§ PROBLEM STATEMENT: Go through the data below. Pull out every line that has the word "period".

§ PROVIDED RECORDS:
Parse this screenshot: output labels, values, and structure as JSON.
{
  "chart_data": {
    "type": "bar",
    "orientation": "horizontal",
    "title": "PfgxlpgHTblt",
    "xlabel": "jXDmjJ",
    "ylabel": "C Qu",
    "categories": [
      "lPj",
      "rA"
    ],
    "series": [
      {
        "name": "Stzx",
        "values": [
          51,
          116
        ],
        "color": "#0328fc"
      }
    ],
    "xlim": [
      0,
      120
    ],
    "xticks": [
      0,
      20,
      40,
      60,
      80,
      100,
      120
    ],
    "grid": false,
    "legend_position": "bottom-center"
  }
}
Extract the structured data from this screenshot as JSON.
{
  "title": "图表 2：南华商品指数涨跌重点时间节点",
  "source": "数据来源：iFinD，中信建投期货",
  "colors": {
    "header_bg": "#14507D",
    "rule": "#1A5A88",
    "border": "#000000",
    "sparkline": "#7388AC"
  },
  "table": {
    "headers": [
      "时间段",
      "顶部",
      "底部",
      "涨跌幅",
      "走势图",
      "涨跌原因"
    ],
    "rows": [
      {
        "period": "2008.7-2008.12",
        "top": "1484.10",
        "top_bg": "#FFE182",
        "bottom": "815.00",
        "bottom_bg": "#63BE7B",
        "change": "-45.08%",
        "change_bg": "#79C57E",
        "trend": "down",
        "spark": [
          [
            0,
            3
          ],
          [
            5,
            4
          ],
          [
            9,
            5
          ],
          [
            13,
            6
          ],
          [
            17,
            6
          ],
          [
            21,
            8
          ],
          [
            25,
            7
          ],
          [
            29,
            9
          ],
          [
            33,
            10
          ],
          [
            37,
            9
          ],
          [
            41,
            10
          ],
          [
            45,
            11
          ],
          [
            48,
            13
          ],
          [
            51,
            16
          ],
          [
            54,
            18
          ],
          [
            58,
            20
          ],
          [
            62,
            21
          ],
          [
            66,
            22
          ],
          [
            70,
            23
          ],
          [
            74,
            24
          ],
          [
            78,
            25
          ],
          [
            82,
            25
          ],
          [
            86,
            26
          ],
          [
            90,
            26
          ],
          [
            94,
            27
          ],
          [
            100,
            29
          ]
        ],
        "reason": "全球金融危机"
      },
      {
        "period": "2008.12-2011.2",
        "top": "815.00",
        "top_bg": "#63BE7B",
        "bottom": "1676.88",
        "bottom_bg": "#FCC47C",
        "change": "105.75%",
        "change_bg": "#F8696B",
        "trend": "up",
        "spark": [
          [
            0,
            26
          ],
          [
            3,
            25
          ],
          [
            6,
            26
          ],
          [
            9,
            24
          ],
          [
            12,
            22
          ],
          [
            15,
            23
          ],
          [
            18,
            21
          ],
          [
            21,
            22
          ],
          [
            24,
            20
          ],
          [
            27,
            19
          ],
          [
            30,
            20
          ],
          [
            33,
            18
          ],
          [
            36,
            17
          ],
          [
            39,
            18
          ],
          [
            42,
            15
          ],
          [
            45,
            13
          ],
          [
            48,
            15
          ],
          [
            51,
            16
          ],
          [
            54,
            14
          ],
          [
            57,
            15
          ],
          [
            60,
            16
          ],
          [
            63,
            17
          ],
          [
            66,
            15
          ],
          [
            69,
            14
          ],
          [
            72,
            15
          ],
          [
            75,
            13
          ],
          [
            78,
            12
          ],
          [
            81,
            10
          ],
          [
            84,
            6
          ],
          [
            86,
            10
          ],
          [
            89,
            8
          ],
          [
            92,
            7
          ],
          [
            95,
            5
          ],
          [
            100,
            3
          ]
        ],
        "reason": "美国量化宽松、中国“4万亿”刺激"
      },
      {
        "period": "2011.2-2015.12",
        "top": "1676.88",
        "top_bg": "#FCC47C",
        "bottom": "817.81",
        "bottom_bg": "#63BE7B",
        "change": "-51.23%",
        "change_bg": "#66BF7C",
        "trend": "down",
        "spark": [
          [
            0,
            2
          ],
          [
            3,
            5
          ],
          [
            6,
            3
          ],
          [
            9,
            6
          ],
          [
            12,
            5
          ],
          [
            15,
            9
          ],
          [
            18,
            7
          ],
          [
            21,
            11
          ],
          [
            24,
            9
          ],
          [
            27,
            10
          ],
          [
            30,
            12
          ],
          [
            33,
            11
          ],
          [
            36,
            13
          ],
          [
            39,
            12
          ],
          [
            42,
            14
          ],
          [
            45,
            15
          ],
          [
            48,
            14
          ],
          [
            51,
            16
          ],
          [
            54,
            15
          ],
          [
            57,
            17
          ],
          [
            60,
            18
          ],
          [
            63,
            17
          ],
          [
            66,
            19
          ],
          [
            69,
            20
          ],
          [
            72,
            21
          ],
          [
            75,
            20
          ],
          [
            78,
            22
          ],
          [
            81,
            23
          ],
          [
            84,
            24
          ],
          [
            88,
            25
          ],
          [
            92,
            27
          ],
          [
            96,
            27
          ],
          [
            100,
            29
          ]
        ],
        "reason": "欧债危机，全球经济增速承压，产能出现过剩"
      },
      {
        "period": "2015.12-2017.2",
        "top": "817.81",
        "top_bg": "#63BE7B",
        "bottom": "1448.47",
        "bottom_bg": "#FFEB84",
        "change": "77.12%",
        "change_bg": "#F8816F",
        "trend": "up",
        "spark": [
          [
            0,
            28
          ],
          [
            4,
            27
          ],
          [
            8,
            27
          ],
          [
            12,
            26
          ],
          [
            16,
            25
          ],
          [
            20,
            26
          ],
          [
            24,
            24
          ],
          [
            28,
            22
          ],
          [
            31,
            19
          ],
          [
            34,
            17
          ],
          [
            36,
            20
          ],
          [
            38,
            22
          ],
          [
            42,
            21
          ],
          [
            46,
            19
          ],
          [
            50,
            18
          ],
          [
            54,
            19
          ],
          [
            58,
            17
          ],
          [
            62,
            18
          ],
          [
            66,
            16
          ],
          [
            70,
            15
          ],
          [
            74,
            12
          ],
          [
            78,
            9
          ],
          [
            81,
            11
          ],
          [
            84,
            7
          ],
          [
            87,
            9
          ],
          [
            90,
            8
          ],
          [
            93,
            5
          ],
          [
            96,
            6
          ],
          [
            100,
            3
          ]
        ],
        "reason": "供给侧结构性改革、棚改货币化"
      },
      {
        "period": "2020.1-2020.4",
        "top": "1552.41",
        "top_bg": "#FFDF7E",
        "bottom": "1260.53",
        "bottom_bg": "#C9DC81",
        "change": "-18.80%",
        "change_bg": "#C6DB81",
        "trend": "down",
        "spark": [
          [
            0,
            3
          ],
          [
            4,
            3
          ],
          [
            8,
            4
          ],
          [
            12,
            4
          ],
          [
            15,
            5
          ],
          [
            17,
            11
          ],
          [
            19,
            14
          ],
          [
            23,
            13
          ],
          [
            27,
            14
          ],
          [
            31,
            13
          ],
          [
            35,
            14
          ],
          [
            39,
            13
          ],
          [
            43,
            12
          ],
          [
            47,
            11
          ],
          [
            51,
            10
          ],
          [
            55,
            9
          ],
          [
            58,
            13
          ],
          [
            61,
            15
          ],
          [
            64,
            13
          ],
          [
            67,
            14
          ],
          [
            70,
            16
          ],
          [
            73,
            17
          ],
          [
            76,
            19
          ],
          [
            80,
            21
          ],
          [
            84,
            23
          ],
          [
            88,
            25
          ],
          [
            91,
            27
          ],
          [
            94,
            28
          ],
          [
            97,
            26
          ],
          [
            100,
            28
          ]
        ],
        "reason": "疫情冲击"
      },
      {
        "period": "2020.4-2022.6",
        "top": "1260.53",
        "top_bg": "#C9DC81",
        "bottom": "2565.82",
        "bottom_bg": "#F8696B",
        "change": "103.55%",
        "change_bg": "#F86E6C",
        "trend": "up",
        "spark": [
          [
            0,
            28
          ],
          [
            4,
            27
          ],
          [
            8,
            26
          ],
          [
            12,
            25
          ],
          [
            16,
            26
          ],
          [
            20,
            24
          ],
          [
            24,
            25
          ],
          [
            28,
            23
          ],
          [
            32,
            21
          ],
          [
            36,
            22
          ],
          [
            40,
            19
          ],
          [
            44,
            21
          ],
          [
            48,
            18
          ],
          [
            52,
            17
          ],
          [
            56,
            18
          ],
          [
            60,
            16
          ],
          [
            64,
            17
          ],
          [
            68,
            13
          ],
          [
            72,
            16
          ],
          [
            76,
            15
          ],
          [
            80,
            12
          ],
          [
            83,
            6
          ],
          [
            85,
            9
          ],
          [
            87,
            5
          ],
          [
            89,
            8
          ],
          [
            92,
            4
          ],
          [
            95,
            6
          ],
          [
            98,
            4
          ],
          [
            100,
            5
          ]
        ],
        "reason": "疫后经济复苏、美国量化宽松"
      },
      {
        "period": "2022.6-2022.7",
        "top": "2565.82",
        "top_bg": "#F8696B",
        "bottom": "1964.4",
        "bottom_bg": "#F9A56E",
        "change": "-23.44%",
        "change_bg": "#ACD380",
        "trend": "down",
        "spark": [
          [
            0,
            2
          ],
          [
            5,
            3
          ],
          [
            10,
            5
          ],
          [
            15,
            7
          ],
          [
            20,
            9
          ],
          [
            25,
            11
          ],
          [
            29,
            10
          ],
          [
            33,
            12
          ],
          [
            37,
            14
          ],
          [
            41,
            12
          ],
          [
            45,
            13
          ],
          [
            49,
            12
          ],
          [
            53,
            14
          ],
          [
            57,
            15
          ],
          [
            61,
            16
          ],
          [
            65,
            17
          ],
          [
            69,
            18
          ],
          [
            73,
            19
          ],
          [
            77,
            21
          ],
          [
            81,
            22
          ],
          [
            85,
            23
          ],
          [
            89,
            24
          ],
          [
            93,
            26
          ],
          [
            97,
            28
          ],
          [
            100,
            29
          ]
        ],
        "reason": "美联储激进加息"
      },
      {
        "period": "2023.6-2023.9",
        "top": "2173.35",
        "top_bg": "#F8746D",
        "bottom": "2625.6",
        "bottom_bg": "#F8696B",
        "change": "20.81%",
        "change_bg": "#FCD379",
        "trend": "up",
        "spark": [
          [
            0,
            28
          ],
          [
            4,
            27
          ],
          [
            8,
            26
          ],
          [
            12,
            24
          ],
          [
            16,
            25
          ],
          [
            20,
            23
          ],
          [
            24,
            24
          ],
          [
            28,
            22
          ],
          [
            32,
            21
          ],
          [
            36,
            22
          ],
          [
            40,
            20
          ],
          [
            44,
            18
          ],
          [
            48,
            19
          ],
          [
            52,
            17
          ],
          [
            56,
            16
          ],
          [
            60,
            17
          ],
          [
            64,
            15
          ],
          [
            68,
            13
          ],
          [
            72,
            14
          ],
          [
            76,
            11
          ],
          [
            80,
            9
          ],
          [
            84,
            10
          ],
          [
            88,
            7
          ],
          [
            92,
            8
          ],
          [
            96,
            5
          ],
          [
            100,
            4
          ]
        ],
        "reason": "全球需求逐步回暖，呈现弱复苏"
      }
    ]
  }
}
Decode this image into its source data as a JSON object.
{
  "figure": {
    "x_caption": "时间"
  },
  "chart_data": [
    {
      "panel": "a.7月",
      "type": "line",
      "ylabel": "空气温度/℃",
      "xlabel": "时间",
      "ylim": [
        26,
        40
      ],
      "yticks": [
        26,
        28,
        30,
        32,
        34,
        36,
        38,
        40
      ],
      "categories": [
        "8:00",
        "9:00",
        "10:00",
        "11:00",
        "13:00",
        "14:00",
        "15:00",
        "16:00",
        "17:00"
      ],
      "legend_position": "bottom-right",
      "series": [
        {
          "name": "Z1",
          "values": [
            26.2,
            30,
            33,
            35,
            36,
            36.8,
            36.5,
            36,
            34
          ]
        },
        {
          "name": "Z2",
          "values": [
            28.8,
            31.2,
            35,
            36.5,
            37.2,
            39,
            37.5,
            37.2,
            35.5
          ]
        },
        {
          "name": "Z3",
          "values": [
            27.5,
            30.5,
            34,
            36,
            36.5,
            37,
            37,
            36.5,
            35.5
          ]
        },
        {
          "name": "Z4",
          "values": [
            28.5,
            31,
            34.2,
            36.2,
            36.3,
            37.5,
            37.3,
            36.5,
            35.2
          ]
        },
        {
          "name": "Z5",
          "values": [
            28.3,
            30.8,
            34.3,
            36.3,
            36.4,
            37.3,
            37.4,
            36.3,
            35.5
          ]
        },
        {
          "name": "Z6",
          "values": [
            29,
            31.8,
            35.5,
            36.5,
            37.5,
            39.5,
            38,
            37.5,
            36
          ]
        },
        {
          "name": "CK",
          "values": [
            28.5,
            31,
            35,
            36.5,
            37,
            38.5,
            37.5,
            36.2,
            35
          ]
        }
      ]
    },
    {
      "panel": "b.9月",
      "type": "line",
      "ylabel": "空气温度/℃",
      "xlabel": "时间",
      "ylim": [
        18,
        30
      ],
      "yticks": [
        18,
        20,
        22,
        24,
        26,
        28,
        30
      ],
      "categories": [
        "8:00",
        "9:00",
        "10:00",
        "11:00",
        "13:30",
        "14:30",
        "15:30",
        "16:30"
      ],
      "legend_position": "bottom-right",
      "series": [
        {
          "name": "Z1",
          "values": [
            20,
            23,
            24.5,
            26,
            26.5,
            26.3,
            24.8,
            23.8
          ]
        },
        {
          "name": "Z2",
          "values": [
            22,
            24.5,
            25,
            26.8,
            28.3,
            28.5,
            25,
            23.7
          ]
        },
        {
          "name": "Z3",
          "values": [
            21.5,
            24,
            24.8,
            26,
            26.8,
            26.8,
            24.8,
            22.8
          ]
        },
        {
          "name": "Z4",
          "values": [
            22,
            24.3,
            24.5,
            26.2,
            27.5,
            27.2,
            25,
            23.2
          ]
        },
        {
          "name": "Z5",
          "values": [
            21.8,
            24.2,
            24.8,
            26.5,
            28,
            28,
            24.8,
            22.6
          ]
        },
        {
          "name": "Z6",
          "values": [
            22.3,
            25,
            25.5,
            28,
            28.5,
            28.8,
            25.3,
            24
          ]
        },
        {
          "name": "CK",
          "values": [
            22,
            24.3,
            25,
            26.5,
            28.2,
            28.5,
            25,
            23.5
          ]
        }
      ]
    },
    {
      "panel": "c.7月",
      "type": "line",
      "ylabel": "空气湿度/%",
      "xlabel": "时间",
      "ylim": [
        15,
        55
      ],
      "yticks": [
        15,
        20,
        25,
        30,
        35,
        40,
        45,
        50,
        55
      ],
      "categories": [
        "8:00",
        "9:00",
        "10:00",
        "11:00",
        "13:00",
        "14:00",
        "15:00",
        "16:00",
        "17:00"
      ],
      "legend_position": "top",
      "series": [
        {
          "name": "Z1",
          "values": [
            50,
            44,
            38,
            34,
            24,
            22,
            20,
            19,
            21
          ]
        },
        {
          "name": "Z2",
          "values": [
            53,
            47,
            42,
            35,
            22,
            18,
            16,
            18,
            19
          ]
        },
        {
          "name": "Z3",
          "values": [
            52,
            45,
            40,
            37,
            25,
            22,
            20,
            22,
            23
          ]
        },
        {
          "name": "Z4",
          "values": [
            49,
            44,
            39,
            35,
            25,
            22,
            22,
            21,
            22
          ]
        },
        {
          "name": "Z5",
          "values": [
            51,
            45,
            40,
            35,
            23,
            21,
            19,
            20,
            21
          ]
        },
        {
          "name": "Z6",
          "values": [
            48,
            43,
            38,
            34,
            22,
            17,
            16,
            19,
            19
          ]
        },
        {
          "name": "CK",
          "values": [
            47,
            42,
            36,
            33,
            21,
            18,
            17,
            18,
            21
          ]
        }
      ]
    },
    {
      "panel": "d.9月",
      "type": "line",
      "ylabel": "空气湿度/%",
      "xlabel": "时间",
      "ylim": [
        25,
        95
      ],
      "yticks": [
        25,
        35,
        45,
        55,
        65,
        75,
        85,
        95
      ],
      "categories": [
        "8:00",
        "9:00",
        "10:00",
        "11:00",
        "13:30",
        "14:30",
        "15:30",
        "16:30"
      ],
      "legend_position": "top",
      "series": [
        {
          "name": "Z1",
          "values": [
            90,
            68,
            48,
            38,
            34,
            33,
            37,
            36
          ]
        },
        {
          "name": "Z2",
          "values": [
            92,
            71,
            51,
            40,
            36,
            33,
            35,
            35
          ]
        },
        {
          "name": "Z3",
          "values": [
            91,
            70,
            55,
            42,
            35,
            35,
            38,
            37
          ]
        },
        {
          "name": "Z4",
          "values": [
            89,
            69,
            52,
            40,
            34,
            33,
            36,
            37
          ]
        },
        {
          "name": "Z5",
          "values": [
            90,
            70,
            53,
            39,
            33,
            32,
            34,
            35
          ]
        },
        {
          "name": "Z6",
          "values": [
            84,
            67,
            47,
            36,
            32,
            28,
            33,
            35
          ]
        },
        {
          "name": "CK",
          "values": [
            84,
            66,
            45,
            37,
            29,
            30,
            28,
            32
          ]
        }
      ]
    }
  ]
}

§ EXERCISE ANSWER:
        "period": "2008.7-2008.12",
        "period": "2008.12-2011.2",
        "period": "2011.2-2015.12",
        "period": "2015.12-2017.2",
        "period": "2020.1-2020.4",
        "period": "2020.4-2022.6",
        "period": "2022.6-2022.7",
        "period": "2023.6-2023.9",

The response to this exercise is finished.